Exercise goal: In the listing below, identify each line with the word "regelfel" and return those lines.

(Collected data entries)
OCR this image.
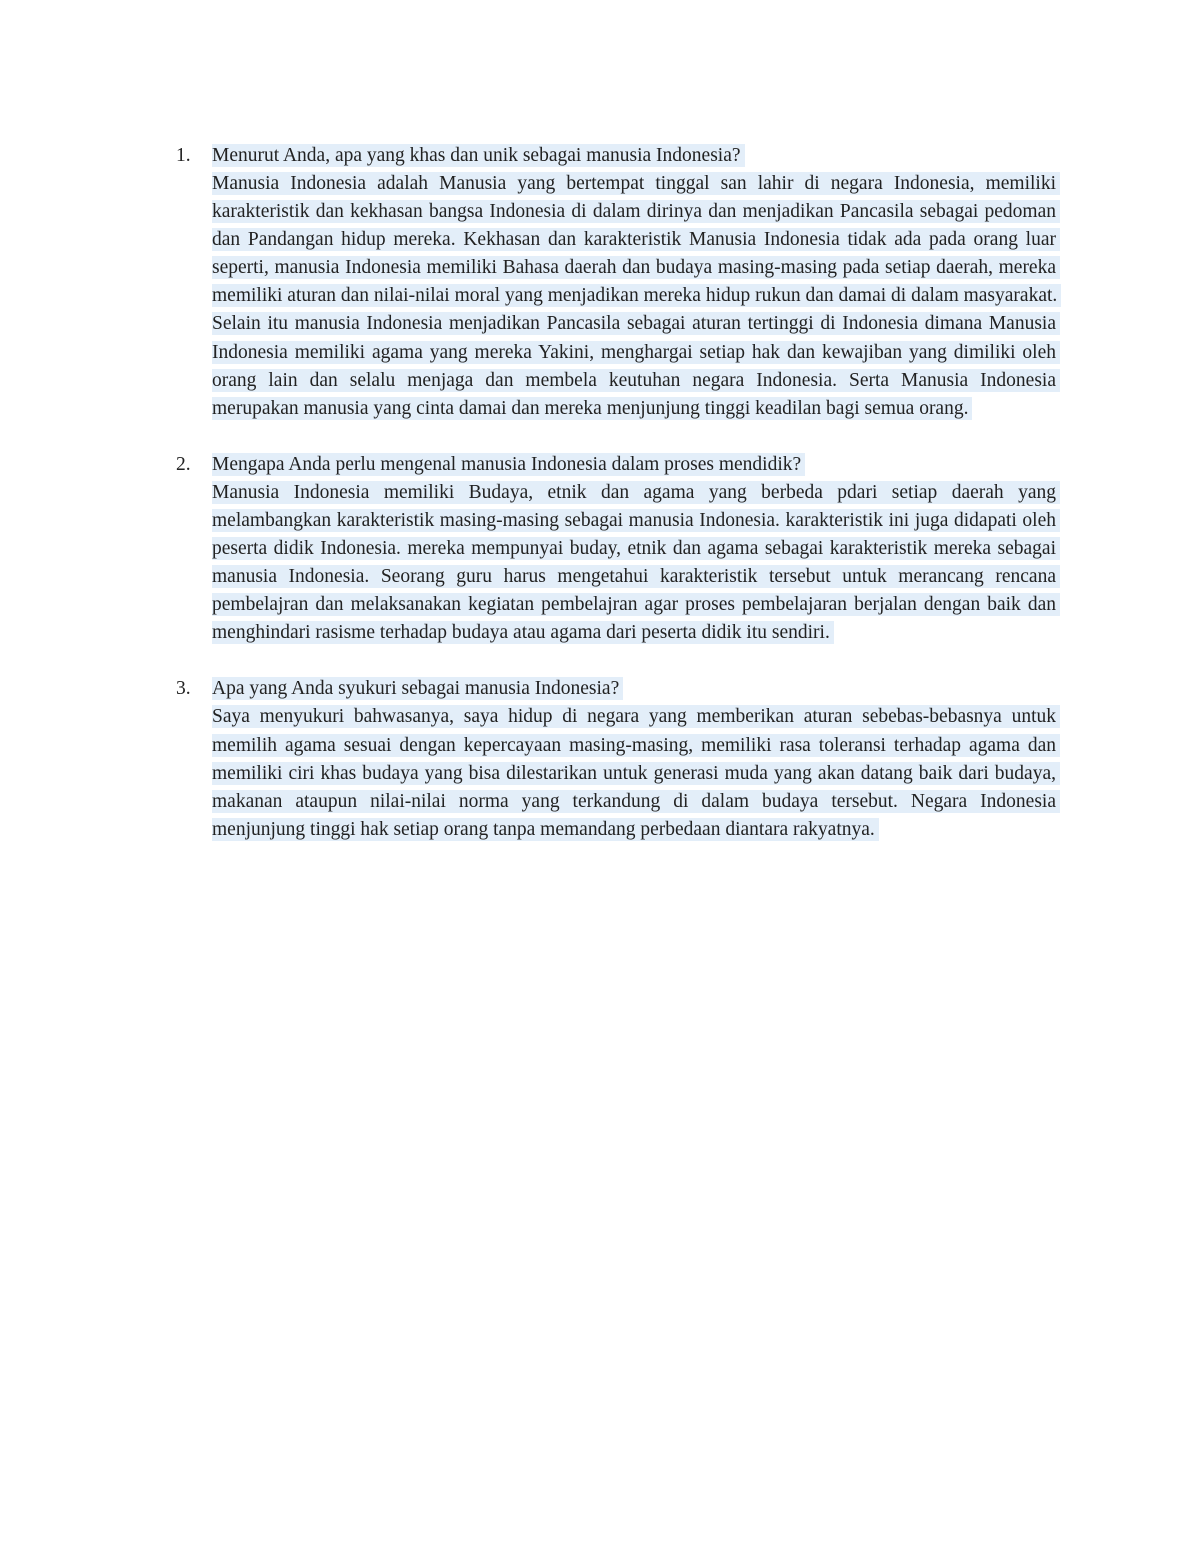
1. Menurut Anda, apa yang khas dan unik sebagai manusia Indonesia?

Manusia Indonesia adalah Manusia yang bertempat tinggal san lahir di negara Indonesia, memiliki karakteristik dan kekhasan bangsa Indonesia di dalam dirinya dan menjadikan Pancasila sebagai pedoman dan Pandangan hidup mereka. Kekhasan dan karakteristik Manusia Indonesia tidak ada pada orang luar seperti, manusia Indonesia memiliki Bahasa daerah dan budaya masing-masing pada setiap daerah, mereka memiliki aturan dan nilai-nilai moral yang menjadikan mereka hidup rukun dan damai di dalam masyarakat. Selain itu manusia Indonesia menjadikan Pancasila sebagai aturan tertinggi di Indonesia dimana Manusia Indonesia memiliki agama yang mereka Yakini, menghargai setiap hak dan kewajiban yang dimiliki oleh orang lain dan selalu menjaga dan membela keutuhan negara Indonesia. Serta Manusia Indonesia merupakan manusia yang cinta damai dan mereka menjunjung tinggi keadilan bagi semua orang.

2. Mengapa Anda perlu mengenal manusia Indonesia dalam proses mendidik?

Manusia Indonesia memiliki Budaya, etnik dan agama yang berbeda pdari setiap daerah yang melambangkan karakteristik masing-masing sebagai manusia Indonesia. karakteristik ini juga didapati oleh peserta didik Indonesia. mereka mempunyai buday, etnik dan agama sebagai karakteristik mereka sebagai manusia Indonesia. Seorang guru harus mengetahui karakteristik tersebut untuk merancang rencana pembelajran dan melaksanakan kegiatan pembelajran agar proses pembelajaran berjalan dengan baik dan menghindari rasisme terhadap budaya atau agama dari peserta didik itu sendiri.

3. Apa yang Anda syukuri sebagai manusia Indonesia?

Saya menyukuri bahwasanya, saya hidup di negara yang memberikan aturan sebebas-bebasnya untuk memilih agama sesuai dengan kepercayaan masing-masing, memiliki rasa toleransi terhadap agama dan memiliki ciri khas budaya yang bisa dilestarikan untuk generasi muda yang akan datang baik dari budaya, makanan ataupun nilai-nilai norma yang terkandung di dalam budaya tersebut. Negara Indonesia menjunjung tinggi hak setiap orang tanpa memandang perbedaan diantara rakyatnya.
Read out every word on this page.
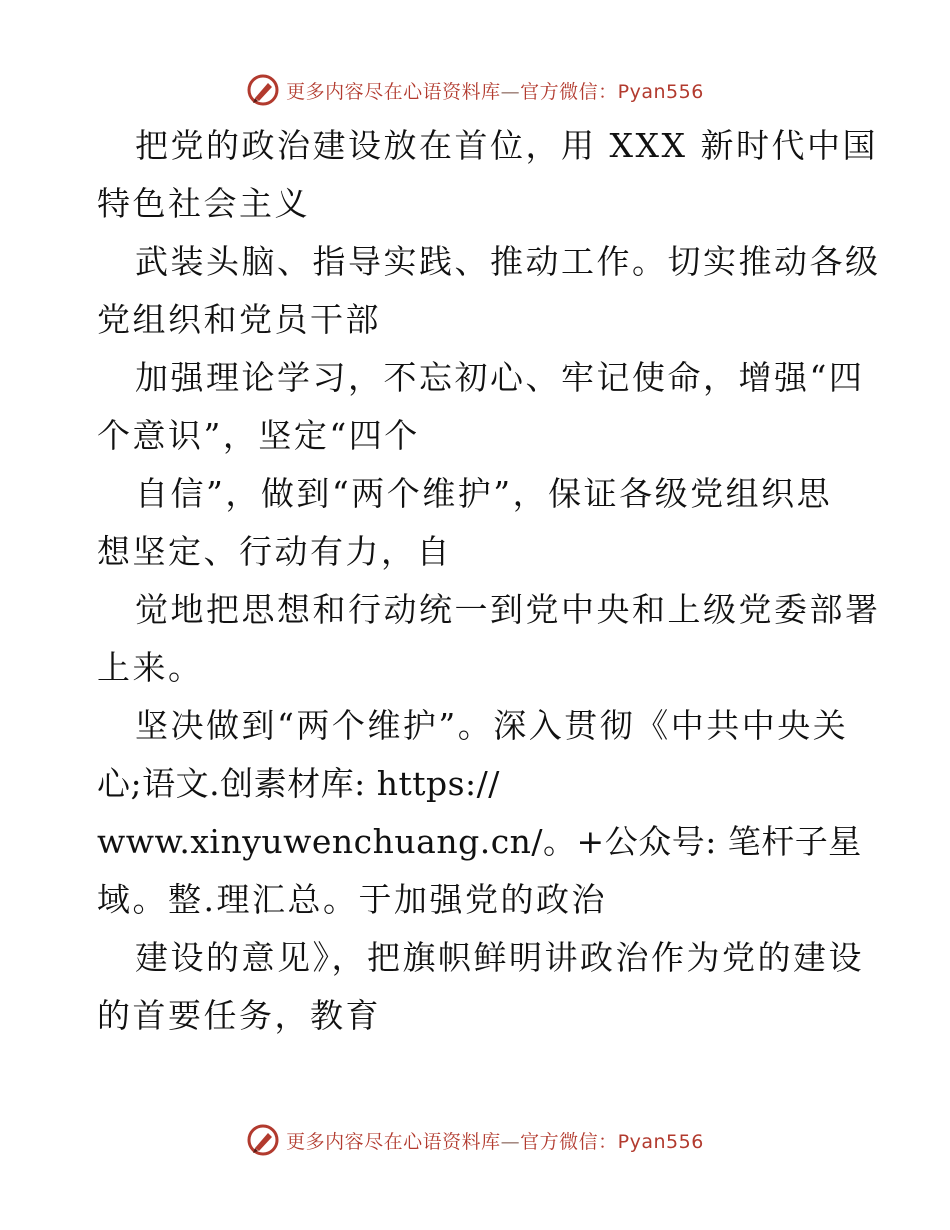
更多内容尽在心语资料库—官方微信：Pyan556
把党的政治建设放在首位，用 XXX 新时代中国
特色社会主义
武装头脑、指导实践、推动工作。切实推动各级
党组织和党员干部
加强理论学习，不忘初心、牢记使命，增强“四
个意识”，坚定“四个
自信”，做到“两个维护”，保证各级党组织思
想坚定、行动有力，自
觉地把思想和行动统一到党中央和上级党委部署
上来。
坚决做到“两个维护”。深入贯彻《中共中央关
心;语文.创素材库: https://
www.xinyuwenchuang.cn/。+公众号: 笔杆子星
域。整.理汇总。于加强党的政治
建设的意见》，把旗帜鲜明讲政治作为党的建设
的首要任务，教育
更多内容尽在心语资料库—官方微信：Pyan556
...
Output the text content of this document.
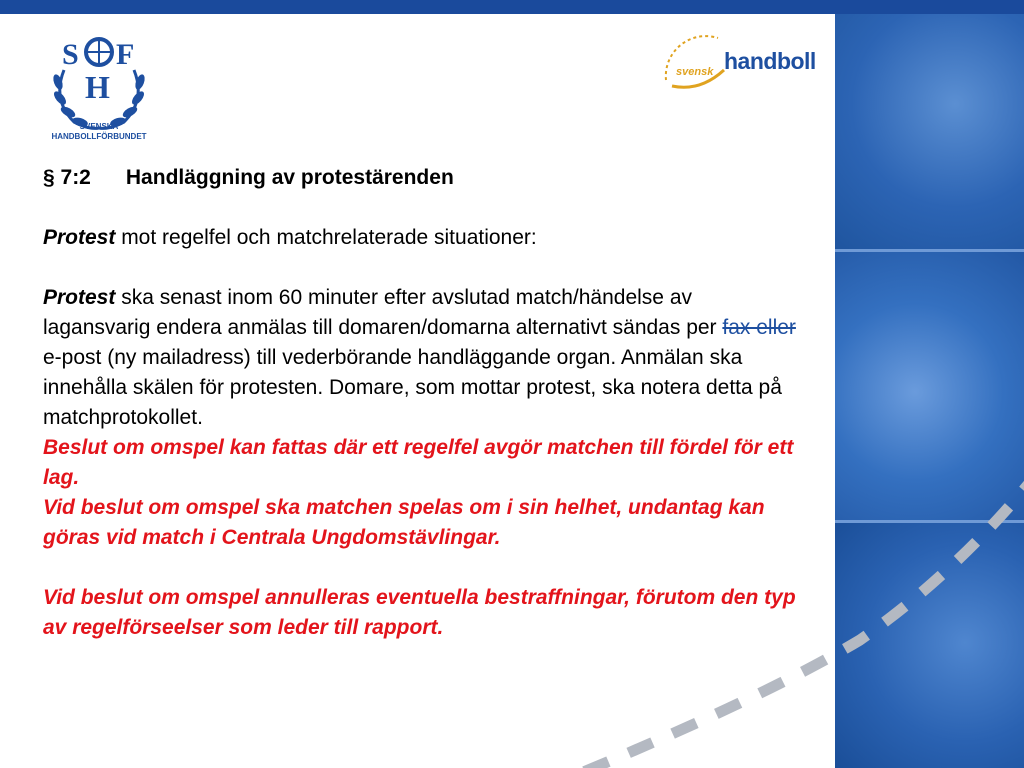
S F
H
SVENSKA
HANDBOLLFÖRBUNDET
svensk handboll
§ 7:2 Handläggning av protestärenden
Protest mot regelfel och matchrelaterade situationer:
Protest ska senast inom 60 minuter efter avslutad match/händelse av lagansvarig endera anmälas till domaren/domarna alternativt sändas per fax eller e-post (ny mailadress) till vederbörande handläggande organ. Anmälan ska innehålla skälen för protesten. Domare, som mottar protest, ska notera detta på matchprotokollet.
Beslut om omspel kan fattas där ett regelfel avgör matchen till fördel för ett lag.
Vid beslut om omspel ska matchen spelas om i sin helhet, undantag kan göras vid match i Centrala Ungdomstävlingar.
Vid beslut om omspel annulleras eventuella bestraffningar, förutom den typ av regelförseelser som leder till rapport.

Worked solution:
Protest mot regelfel och matchrelaterade situationer:
Beslut om omspel kan fattas där ett regelfel avgör matchen till fördel för ett lag.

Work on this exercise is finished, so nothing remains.